Records
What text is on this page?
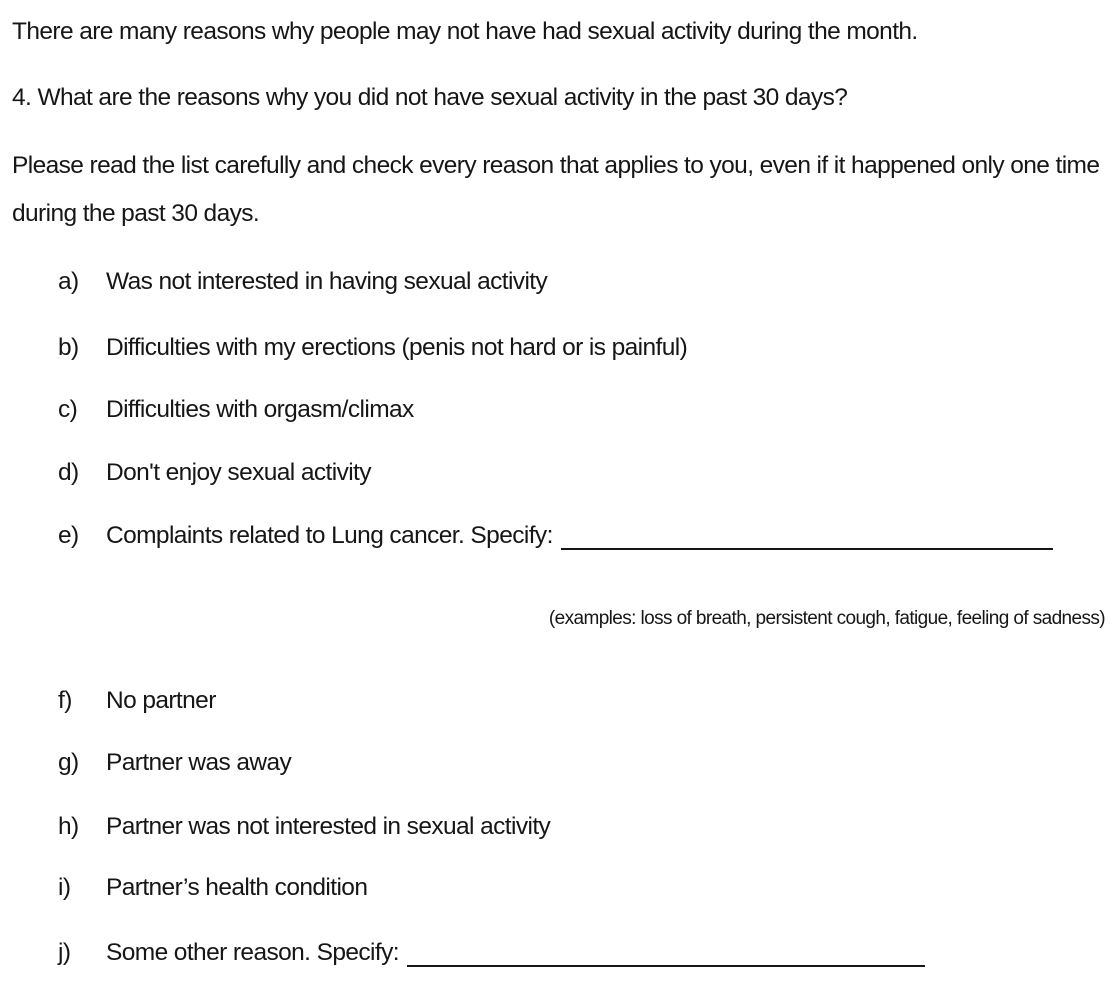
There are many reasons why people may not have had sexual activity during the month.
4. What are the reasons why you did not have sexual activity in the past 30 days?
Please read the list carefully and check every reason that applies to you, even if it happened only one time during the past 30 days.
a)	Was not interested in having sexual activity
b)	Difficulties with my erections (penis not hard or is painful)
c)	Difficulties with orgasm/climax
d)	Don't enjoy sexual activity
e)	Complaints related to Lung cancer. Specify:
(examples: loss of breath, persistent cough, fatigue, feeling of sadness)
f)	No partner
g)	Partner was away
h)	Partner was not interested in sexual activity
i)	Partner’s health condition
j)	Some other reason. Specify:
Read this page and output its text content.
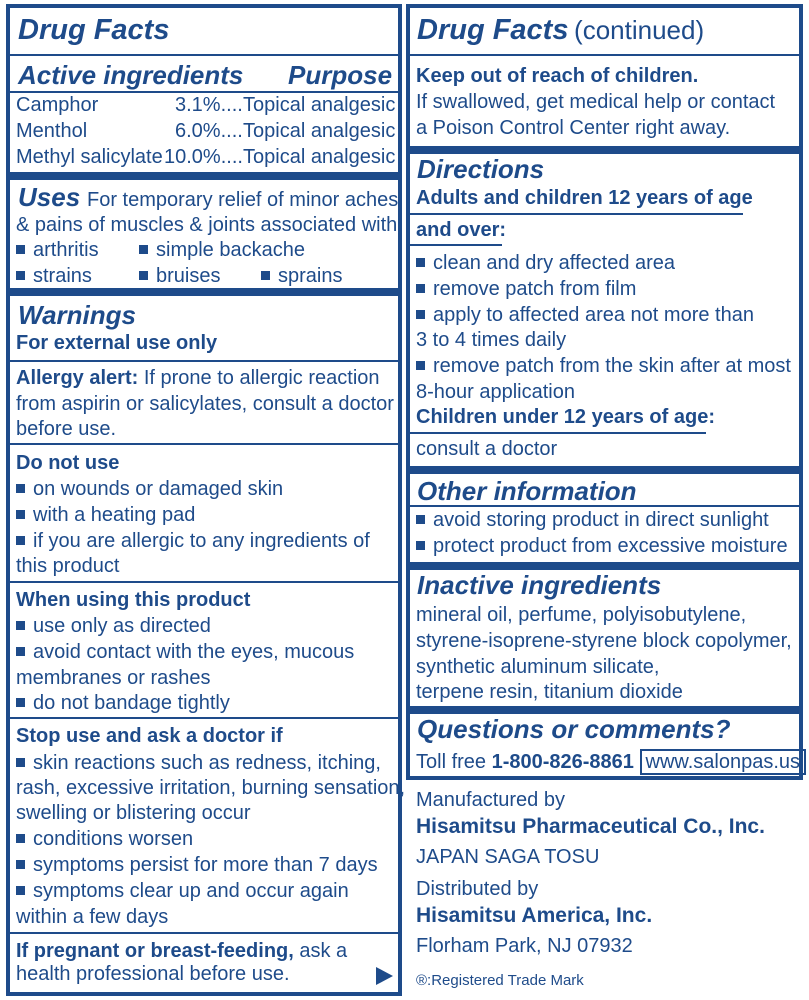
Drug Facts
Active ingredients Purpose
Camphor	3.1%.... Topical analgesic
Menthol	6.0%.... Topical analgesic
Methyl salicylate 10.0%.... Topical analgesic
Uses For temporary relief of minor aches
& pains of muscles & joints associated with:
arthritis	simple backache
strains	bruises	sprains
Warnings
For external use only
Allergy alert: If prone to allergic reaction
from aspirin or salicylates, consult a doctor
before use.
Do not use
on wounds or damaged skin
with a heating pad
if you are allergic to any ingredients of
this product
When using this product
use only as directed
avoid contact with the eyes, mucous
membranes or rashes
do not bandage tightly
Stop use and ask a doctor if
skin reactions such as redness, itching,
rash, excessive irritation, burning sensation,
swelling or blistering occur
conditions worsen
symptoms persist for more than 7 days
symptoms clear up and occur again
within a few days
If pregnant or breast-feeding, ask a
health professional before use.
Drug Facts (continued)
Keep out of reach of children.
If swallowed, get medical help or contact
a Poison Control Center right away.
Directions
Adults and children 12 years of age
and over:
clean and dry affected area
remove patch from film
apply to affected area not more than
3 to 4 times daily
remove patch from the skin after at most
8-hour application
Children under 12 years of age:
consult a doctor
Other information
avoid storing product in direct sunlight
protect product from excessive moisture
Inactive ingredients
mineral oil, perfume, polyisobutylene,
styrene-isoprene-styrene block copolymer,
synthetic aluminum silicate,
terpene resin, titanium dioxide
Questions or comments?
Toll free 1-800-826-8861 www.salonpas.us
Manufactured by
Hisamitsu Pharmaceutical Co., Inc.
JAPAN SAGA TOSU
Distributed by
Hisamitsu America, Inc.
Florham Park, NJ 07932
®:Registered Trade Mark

==

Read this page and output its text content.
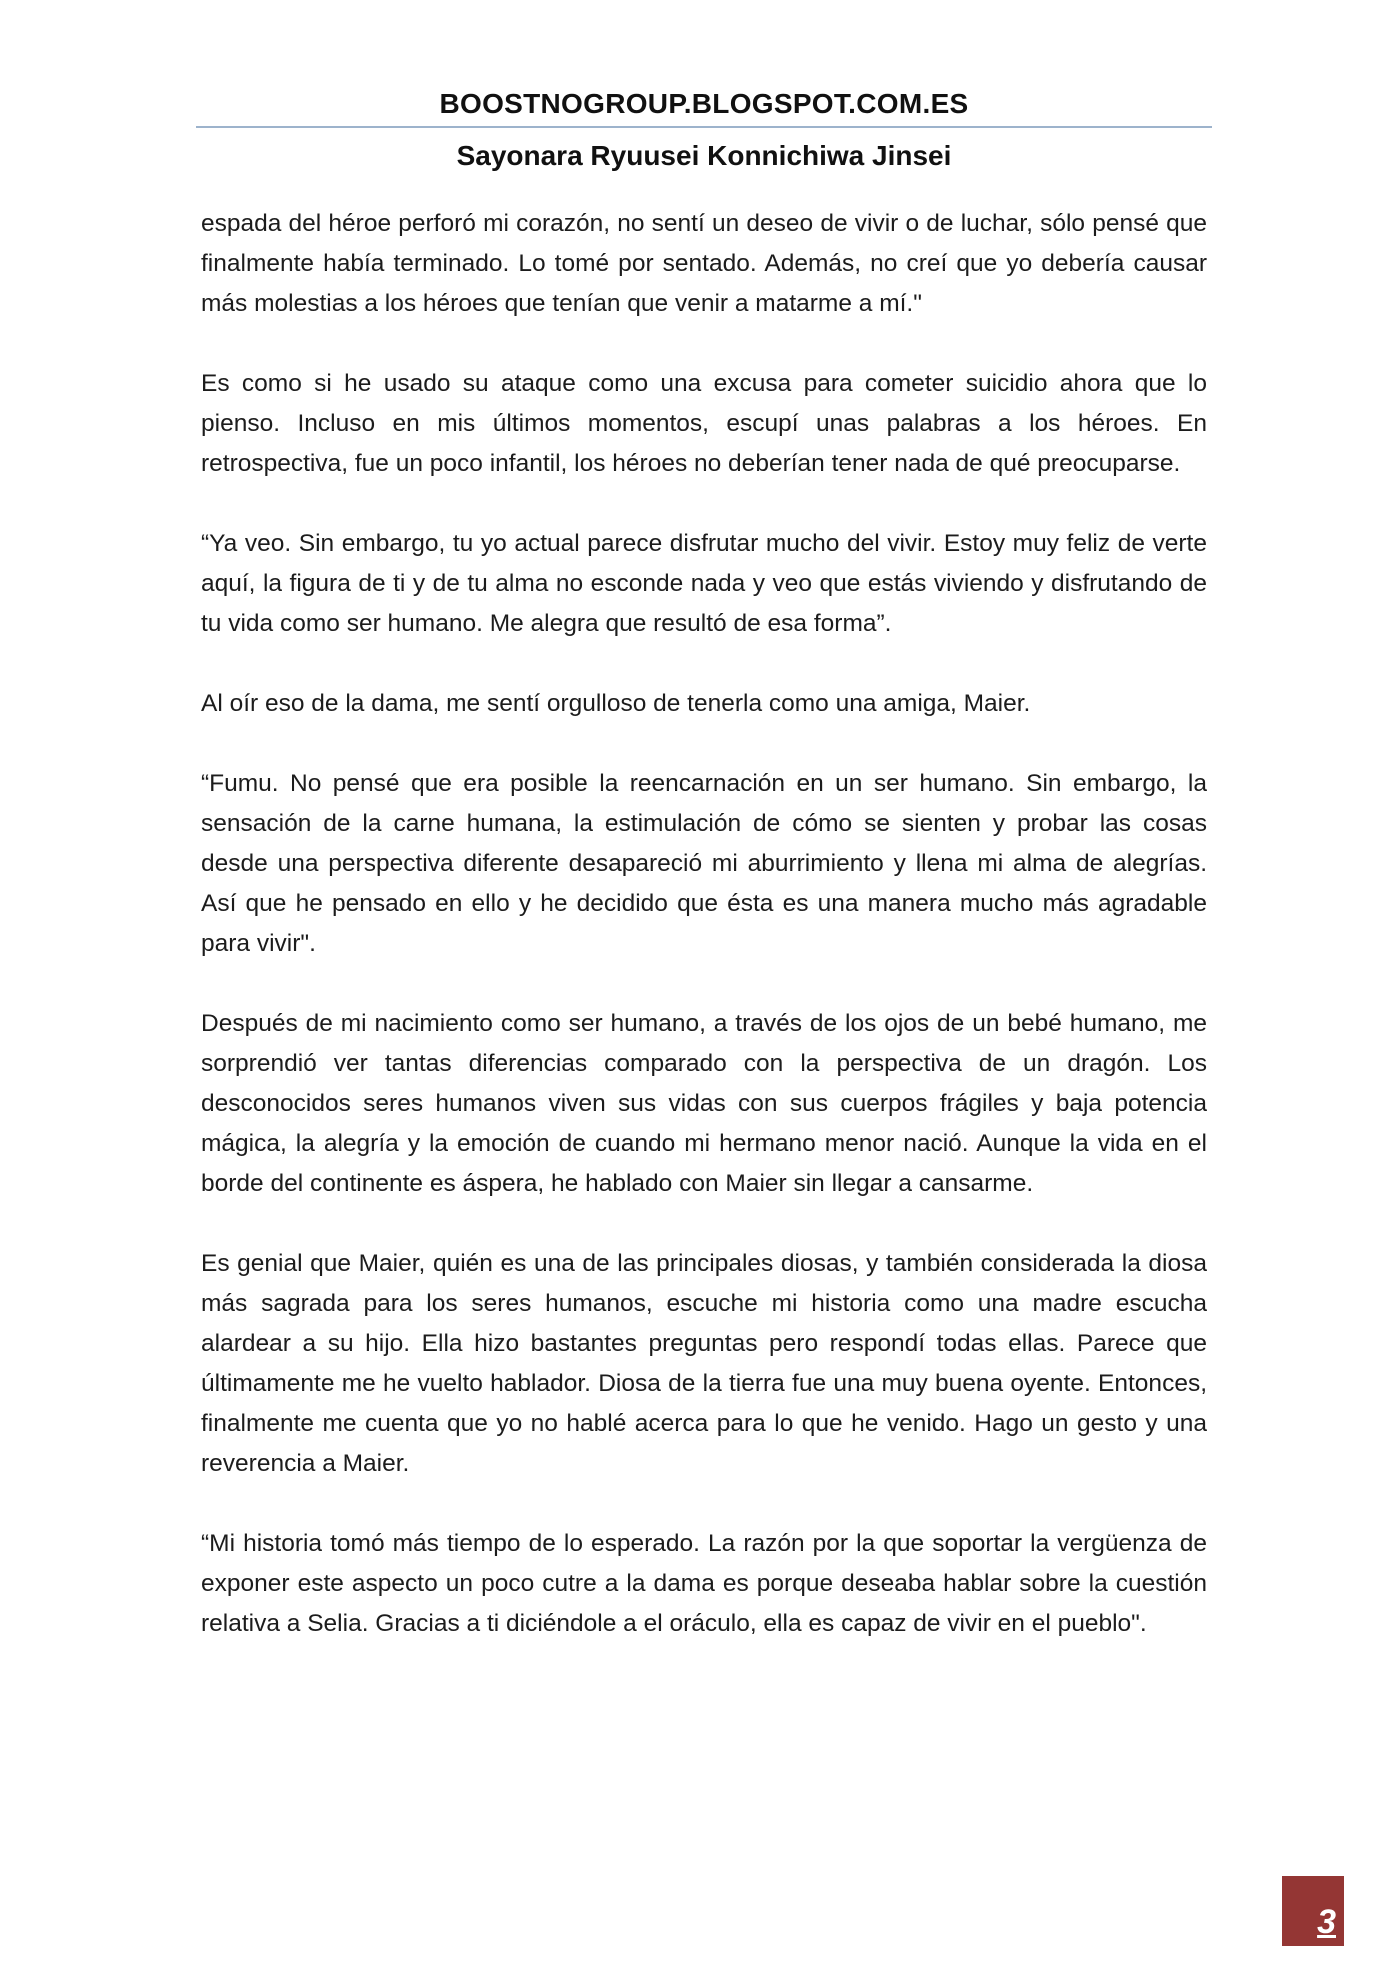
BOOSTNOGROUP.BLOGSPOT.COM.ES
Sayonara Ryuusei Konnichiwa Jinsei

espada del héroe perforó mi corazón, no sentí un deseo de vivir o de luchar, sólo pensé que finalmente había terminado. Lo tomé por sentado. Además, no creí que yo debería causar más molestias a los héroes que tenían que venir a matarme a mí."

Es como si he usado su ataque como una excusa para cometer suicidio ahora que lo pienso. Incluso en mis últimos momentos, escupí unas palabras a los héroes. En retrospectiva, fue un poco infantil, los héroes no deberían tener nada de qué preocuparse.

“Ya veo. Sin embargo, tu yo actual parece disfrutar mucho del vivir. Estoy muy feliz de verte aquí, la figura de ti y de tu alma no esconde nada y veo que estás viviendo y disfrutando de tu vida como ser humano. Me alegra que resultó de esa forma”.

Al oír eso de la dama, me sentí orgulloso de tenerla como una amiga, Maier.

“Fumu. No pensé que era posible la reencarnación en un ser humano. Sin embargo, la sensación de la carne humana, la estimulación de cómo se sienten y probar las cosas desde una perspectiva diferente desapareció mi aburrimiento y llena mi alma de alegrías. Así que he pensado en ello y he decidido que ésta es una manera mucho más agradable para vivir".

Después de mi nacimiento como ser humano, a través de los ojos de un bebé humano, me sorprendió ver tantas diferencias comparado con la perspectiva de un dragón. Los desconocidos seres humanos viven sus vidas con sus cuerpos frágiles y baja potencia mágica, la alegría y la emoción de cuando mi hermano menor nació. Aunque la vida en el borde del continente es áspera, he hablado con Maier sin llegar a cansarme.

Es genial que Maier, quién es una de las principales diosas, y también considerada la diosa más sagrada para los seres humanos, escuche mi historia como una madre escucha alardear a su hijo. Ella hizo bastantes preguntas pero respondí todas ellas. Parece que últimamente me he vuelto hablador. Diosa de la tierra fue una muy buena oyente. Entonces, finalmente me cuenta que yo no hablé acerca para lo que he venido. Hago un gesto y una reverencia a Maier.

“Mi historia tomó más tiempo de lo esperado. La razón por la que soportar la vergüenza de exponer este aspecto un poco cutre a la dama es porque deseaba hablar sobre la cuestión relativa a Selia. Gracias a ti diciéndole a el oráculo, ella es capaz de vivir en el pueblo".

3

--

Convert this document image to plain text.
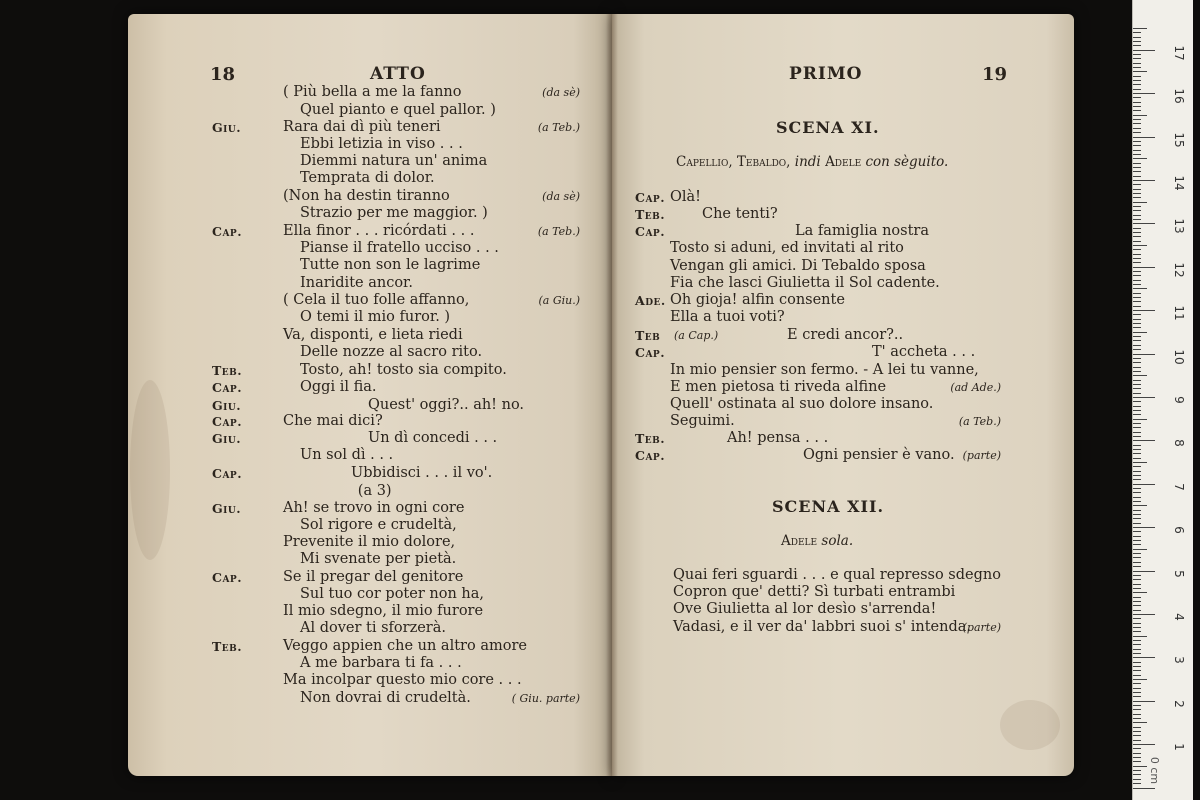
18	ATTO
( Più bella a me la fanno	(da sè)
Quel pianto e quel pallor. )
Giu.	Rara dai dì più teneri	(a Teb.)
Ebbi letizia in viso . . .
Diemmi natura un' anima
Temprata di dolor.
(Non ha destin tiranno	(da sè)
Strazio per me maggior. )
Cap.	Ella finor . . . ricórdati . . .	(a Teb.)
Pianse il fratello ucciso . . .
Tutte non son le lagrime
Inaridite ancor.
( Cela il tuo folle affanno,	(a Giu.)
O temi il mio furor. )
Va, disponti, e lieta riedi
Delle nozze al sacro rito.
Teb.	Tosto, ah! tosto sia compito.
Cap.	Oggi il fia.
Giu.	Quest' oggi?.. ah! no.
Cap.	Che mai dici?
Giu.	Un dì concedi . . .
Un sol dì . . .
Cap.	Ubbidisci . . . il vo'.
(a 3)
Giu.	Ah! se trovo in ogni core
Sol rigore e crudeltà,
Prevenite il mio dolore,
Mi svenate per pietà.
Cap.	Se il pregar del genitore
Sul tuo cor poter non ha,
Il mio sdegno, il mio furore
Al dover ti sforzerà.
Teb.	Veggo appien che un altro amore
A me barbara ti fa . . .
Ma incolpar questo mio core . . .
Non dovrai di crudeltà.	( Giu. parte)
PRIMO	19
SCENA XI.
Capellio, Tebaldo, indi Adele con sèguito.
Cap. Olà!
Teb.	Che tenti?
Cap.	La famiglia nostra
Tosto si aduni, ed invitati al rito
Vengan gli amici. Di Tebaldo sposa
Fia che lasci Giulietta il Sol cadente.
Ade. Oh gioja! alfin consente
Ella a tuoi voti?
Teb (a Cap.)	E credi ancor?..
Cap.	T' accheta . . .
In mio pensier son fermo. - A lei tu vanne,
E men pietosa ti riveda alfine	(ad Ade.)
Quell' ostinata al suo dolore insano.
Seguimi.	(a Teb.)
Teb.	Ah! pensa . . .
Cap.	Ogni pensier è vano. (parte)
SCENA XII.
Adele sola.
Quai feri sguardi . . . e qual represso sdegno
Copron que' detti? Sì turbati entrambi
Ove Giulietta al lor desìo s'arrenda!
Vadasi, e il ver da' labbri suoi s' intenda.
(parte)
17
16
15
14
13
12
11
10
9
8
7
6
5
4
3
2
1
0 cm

- **EXERCISE OBJECTIVE**: A line counts if it holds the word "Difficulties". Work out how many lines in the listing count, and give only that number.

- **SOLVED PROBLEM**: 2